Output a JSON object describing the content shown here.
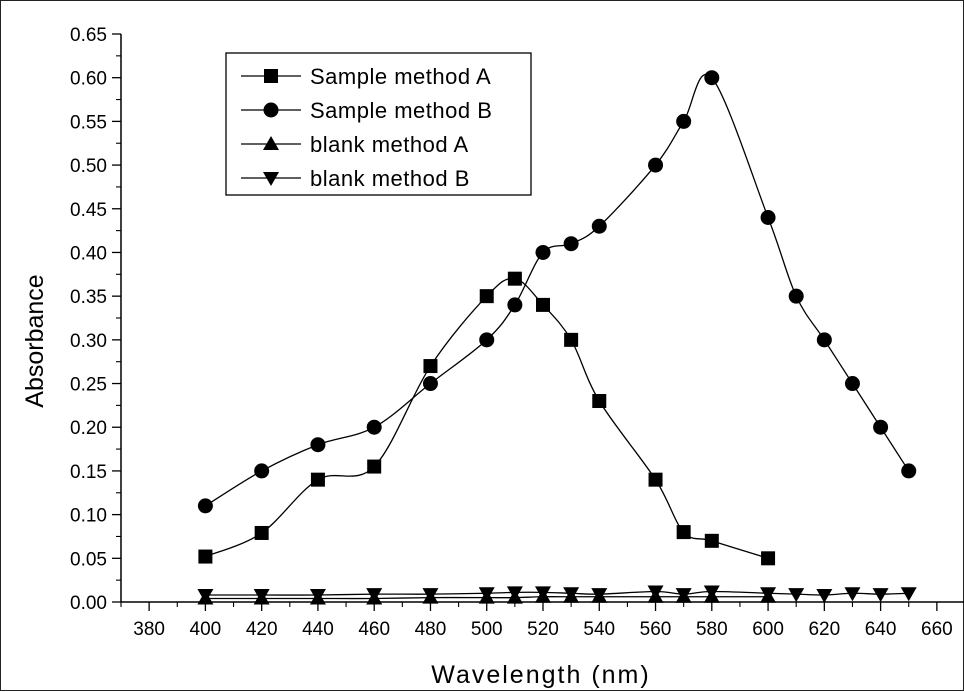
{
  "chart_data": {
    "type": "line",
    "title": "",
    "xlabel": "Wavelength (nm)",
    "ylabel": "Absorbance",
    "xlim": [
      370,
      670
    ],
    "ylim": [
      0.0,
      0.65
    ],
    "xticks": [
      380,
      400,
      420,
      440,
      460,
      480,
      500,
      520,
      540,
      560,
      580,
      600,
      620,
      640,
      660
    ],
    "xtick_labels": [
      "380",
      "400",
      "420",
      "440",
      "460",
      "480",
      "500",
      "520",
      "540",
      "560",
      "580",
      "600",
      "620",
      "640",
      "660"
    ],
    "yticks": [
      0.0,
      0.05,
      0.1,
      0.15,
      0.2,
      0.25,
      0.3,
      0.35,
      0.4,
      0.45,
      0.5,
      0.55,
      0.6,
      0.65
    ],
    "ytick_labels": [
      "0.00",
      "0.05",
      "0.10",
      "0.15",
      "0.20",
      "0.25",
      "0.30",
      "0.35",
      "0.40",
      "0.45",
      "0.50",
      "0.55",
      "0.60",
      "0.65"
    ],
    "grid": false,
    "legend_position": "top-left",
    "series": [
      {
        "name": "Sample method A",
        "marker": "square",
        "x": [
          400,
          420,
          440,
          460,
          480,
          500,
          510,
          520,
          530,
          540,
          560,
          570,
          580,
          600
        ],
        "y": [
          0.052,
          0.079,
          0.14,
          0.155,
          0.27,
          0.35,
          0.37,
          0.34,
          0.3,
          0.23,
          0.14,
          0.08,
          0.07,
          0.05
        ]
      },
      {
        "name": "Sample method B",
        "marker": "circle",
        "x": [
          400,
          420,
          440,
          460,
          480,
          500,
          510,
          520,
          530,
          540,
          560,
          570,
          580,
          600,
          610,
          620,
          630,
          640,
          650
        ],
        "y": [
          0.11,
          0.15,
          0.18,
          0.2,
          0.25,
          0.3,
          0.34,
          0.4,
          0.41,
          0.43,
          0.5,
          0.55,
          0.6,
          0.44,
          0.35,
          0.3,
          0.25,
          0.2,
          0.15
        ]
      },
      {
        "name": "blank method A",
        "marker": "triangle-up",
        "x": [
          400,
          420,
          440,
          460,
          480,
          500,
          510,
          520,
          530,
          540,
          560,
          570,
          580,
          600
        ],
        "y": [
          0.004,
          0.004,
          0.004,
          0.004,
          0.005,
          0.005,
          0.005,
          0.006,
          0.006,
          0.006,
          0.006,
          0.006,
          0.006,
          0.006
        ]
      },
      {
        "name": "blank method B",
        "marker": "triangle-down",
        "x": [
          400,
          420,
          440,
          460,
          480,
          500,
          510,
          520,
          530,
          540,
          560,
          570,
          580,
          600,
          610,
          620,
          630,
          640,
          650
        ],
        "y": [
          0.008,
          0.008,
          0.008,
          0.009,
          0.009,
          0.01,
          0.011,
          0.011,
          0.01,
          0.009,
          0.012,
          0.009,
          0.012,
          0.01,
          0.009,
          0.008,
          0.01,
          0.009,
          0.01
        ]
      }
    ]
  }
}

+ + +

▶ [What this task involves]: Select the lines from the entries that include the word "method".

▶ [Reply to the task]:
        "name": "Sample method A",
        "name": "Sample method B",
        "name": "blank method A",
        "name": "blank method B",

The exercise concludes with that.